(Collected data entries)
──────────

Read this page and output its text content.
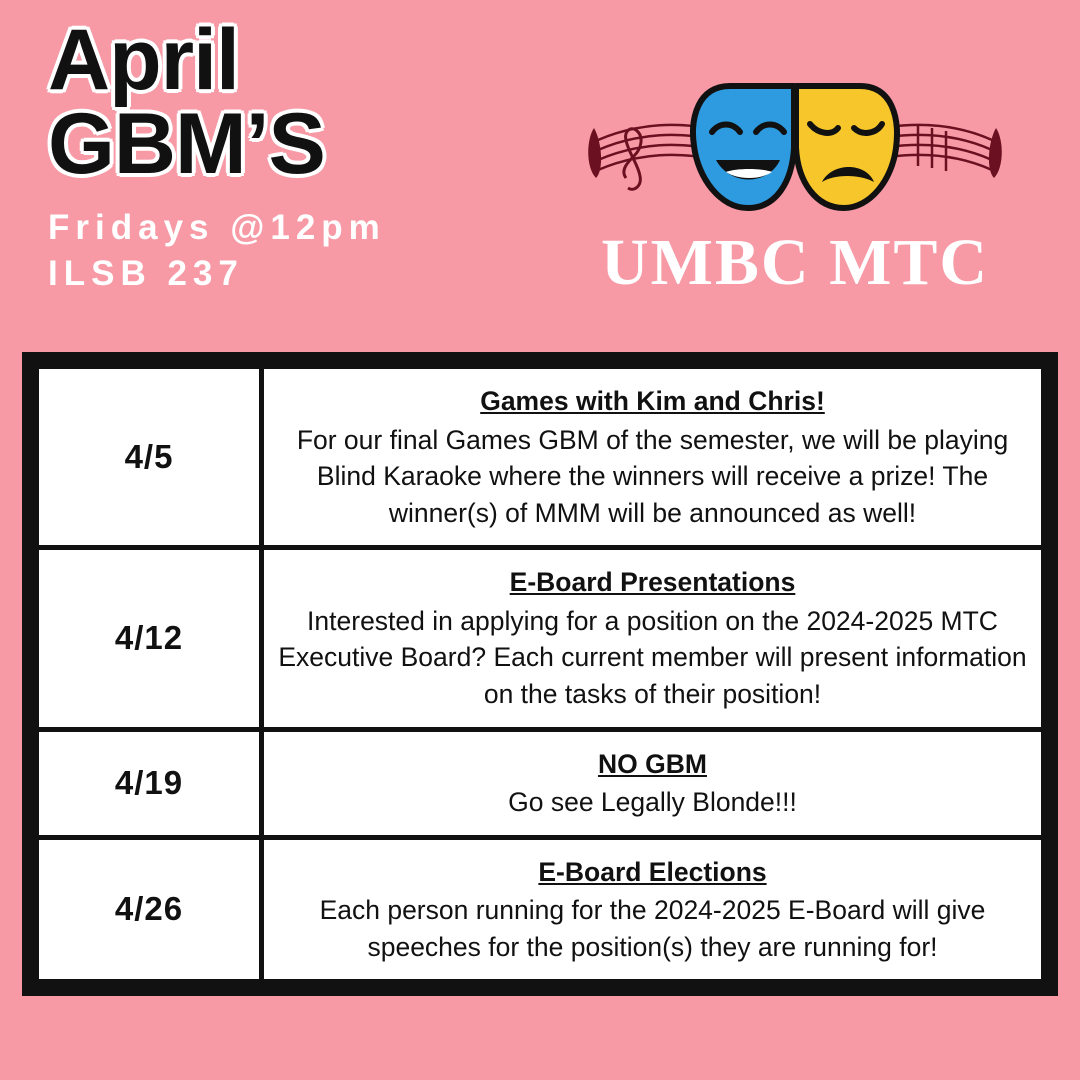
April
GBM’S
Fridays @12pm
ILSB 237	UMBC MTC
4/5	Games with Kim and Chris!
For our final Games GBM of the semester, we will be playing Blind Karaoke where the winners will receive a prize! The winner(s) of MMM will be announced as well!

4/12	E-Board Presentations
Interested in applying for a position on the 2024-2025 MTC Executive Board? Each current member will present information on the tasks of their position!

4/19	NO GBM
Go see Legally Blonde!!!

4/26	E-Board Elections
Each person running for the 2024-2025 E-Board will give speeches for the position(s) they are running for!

──────────

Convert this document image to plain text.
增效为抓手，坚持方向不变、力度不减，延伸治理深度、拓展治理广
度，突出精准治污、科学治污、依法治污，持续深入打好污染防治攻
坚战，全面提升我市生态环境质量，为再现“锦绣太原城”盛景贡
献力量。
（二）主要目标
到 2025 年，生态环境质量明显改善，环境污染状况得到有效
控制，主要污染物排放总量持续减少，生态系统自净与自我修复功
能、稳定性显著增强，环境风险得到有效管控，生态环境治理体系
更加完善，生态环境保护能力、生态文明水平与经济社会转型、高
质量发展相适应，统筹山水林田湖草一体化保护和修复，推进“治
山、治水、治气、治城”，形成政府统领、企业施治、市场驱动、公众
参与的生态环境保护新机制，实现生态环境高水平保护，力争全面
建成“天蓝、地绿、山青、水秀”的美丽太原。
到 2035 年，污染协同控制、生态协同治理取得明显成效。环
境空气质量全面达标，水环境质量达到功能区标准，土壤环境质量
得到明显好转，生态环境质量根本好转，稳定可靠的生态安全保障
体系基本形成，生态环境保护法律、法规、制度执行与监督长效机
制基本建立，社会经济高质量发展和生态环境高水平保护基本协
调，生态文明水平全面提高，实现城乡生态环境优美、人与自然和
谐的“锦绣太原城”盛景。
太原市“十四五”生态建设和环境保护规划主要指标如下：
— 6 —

──────────

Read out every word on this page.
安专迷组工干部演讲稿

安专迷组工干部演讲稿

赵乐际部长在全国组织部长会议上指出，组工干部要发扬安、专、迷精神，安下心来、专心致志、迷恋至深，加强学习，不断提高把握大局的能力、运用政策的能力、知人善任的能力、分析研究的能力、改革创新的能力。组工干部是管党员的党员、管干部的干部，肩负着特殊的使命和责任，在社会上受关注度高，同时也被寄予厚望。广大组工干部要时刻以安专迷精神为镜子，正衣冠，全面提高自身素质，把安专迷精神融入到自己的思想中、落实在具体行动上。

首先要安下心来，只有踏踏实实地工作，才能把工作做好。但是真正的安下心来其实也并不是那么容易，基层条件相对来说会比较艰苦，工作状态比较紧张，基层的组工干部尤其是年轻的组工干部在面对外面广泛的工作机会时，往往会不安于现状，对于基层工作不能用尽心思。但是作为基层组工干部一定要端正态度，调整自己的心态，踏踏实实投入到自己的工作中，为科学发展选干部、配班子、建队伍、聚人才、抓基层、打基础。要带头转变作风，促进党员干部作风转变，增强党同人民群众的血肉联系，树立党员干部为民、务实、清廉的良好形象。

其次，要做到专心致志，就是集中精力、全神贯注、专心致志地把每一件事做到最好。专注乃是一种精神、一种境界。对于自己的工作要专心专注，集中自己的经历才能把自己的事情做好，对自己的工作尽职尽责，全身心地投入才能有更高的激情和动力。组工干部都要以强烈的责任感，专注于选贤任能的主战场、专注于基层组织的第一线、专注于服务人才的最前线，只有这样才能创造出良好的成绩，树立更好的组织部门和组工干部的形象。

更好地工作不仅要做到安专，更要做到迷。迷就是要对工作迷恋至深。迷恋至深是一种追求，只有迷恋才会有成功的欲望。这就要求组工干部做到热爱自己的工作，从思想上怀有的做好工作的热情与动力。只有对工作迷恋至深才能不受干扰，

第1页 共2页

──────────

▶ [Description of the task]
Filter the records above for "page" and copy every matching line.

▶ [Exercise output]
Read this page and output its text content.
Read out every word on this page.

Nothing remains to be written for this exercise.